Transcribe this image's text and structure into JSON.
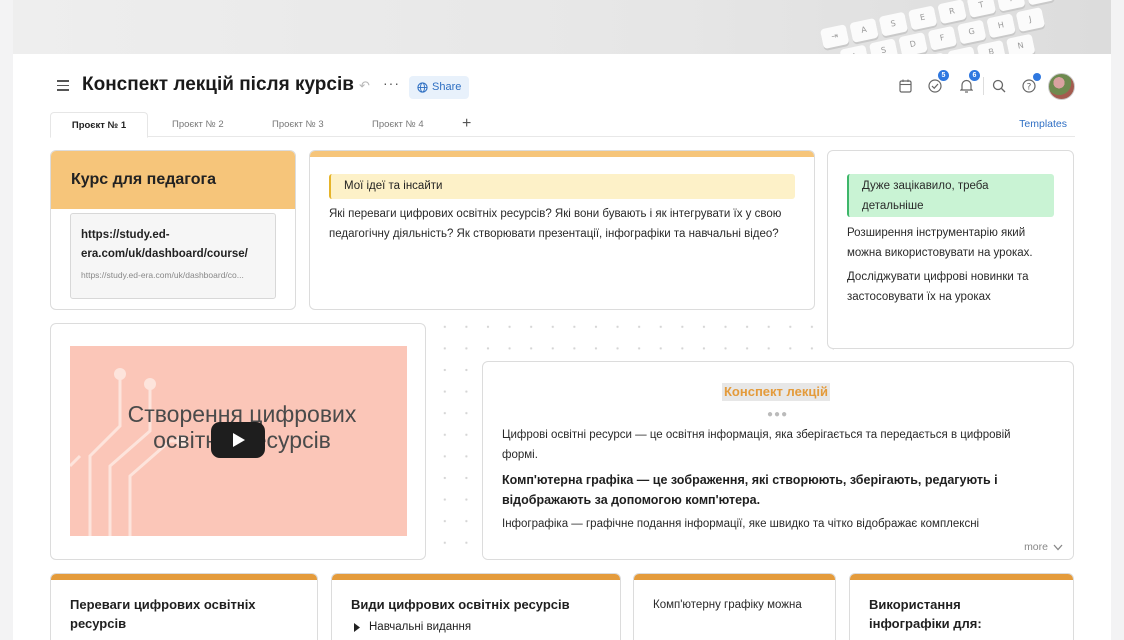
{
  "header": {
    "title": "Конспект лекцій після курсів",
    "share_label": "Share",
    "tasks_badge": "5",
    "notifications_badge": "6"
  },
  "tabs": [
    {
      "label": "Проєкт № 1"
    },
    {
      "label": "Проєкт № 2"
    },
    {
      "label": "Проєкт № 3"
    },
    {
      "label": "Проєкт № 4"
    }
  ],
  "templates_label": "Templates",
  "course_card": {
    "title": "Курс для педагога",
    "link_title": "https://study.ed-era.com/uk/dashboard/course/",
    "link_url": "https://study.ed-era.com/uk/dashboard/co..."
  },
  "ideas_card": {
    "highlight": "Мої ідеї та інсайти",
    "text": "Які переваги цифрових освітніх ресурсів? Які вони бувають і як інтегрувати їх у свою педагогічну діяльність? Як створювати презентації, інфографіки та навчальні відео?"
  },
  "interest_card": {
    "highlight": "Дуже зацікавило, треба детальніше",
    "p1": "Розширення інструментарію який можна використовувати на уроках.",
    "p2": "Досліджувати цифрові новинки та застосовувати їх на уроках"
  },
  "video_card": {
    "thumbnail_text": "Створення цифрових освітніх ресурсів"
  },
  "lecture_card": {
    "title": "Конспект лекцій",
    "p1": "Цифрові освітні ресурси  — це освітня інформація, яка зберігається та передається в цифровій формі.",
    "p2": "Комп'ютерна графіка — це зображення, які створюють, зберігають, редагують і відображають за допомогою комп'ютера.",
    "p3": "Інфографіка — графічне подання інформації, яке швидко та чітко відображає комплексні",
    "more_label": "more"
  },
  "bottom_cards": [
    {
      "title": "Переваги цифрових освітніх ресурсів"
    },
    {
      "title": "Види цифрових освітніх ресурсів",
      "item": "Навчальні видання"
    },
    {
      "text": "Комп'ютерну графіку можна"
    },
    {
      "title": "Використання інфографіки для:"
    }
  ],
  "colors": {
    "orange_header": "#f6c57a",
    "orange_bar": "#e49b3b",
    "yellow_highlight": "#fdf1c8",
    "green_highlight": "#c9f3d4",
    "accent_blue": "#2f6fc4",
    "video_bg": "#fbc6b8"
  },
  "icons": [
    "menu-icon",
    "undo-icon",
    "more-icon",
    "globe-icon",
    "calendar-icon",
    "tasks-icon",
    "bell-icon",
    "search-icon",
    "help-icon",
    "play-icon",
    "chevron-down-icon",
    "triangle-right-icon"
  ]
}
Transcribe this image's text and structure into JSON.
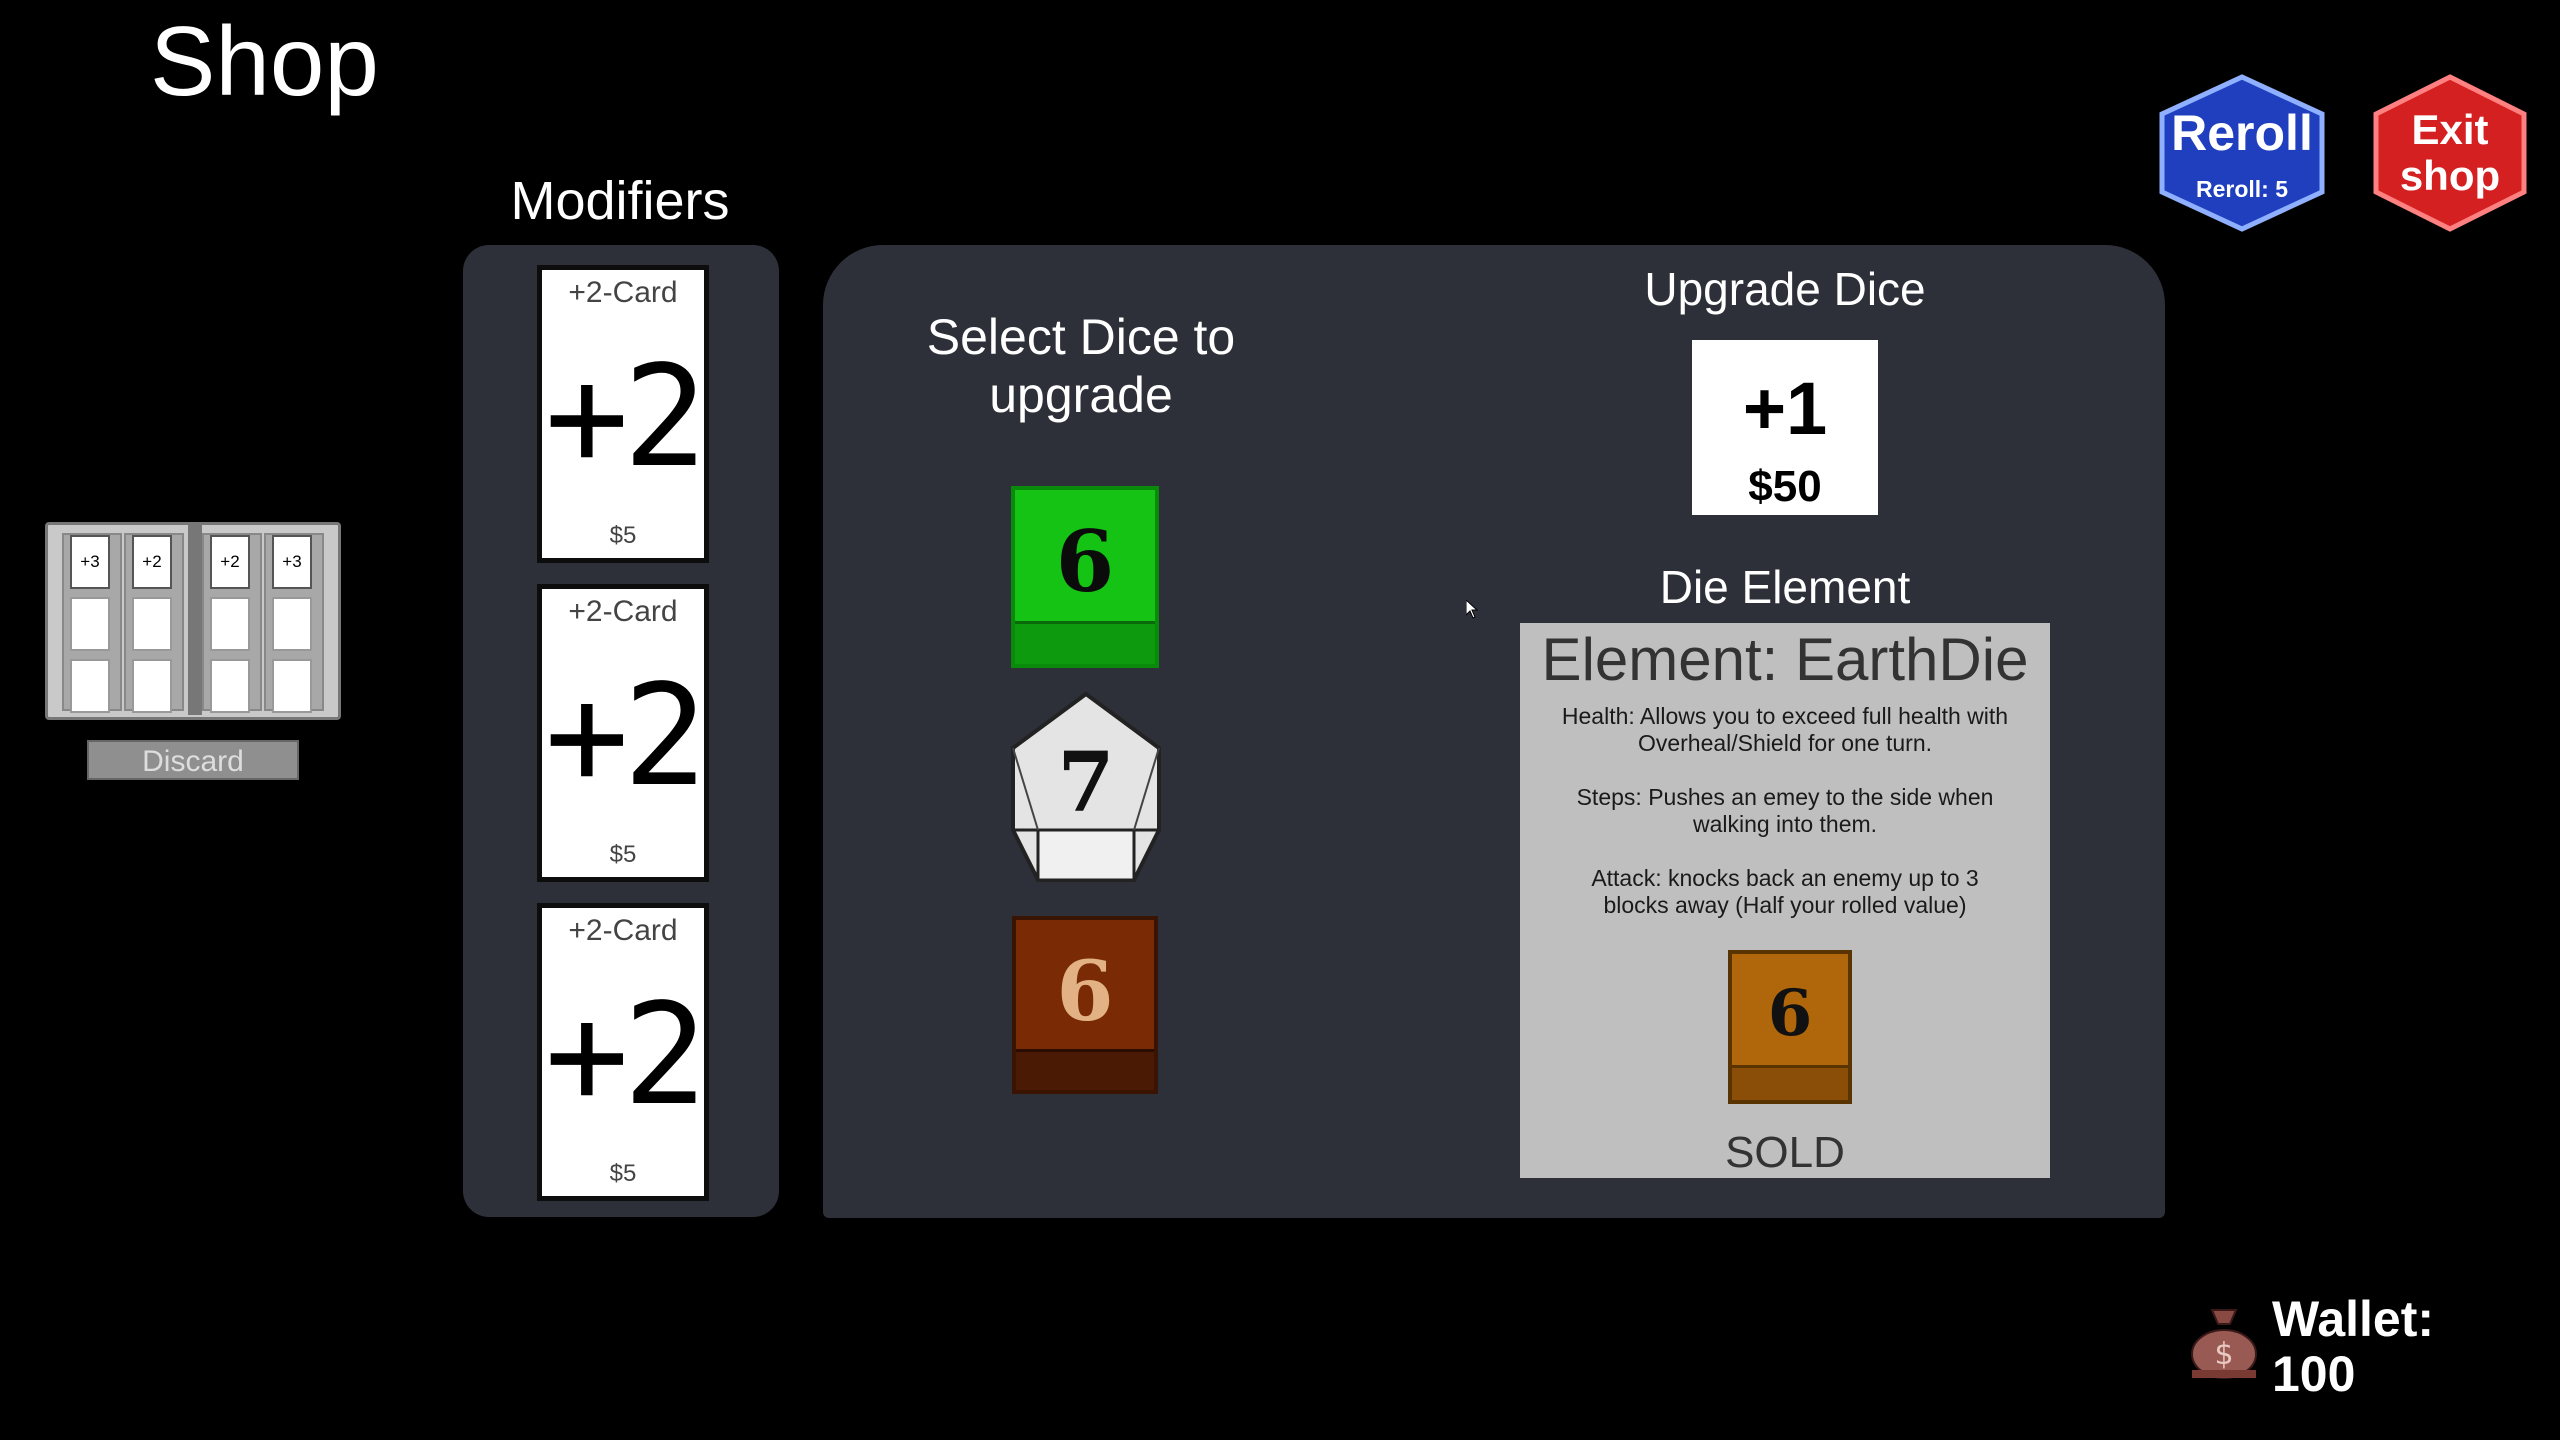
{
  "header": {
    "title": "Shop"
  },
  "modifiers": {
    "title": "Modifiers",
    "cards": [
      {
        "name": "+2-Card",
        "value": "+2",
        "price": "$5"
      },
      {
        "name": "+2-Card",
        "value": "+2",
        "price": "$5"
      },
      {
        "name": "+2-Card",
        "value": "+2",
        "price": "$5"
      }
    ]
  },
  "deck": {
    "mini_cards": [
      "+3",
      "+2",
      "+2",
      "+3"
    ],
    "discard_label": "Discard"
  },
  "select_dice": {
    "title": "Select Dice to upgrade",
    "dice": [
      {
        "value": "6",
        "type": "d6",
        "color": "#14c314",
        "selected": true
      },
      {
        "value": "7",
        "type": "d10",
        "color": "#e4e4e4",
        "selected": false
      },
      {
        "value": "6",
        "type": "d6",
        "color": "#7a2a05",
        "selected": false
      }
    ]
  },
  "upgrade": {
    "title": "Upgrade Dice",
    "value": "+1",
    "price": "$50"
  },
  "die_element": {
    "title": "Die Element",
    "name": "Element: EarthDie",
    "health_line1": "Health: Allows you to exceed full health with",
    "health_line2": "Overheal/Shield for one turn.",
    "steps_line1": "Steps: Pushes an emey to the side when",
    "steps_line2": "walking into them.",
    "attack_line1": "Attack: knocks back an enemy up to 3",
    "attack_line2": "blocks away (Half your rolled value)",
    "die_value": "6",
    "die_color": "#b0670c",
    "status": "SOLD"
  },
  "buttons": {
    "reroll_label": "Reroll",
    "reroll_count": "Reroll: 5",
    "exit_line1": "Exit",
    "exit_line2": "shop"
  },
  "wallet": {
    "label": "Wallet:",
    "amount": "100"
  }
}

__Exercise task__
Write down every line of the data above that includes the string "ресурсів".

__Task solution__
    "text": "Які переваги цифрових освітніх ресурсів? Які вони бувають і як інтегрувати їх у свою педагогічну діяльність? Як створювати презентації, інфографіки та навчальні відео?"
    "thumbnail_text": "Створення цифрових освітніх ресурсів"
      "title": "Переваги цифрових освітніх ресурсів"
      "title": "Види цифрових освітніх ресурсів",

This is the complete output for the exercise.